Exercise directions:
Locate the lines that hold the string "text". Copy every such line.

-.-.-

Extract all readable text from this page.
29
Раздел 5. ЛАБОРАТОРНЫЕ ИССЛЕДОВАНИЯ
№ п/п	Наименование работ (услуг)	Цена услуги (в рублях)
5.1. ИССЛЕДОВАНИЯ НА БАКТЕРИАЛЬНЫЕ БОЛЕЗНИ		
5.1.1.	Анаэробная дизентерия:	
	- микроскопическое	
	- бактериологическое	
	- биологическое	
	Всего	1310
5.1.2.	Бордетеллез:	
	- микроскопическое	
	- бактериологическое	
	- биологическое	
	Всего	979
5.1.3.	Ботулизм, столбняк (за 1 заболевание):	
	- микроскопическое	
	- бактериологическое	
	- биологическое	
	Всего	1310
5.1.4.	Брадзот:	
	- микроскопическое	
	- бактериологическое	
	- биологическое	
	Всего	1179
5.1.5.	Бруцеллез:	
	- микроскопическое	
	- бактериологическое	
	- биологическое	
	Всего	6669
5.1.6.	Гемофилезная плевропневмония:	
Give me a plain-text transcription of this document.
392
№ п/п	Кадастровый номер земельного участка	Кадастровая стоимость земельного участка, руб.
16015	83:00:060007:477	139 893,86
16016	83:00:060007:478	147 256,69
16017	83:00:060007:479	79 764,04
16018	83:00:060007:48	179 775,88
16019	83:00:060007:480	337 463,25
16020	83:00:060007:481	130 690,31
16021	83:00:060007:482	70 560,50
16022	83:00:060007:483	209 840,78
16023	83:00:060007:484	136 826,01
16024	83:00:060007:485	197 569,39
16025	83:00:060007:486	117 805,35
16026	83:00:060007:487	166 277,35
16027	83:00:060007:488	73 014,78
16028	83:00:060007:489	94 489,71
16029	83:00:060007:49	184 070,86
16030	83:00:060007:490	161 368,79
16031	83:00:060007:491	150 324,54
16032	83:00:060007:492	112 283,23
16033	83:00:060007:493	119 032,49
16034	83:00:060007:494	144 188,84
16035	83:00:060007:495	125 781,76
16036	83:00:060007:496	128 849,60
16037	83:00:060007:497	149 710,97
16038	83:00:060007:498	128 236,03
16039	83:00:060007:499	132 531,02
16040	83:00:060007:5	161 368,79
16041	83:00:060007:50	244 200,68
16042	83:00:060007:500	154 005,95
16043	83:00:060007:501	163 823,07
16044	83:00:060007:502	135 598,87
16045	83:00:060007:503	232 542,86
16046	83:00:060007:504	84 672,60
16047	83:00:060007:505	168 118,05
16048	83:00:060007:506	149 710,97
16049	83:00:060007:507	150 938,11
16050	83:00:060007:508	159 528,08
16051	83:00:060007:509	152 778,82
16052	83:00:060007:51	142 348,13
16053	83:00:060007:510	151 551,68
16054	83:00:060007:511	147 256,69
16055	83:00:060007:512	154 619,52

-.-.-

Solution for this problem:
Extract all readable text from this page.
Give me a plain-text transcription of this document.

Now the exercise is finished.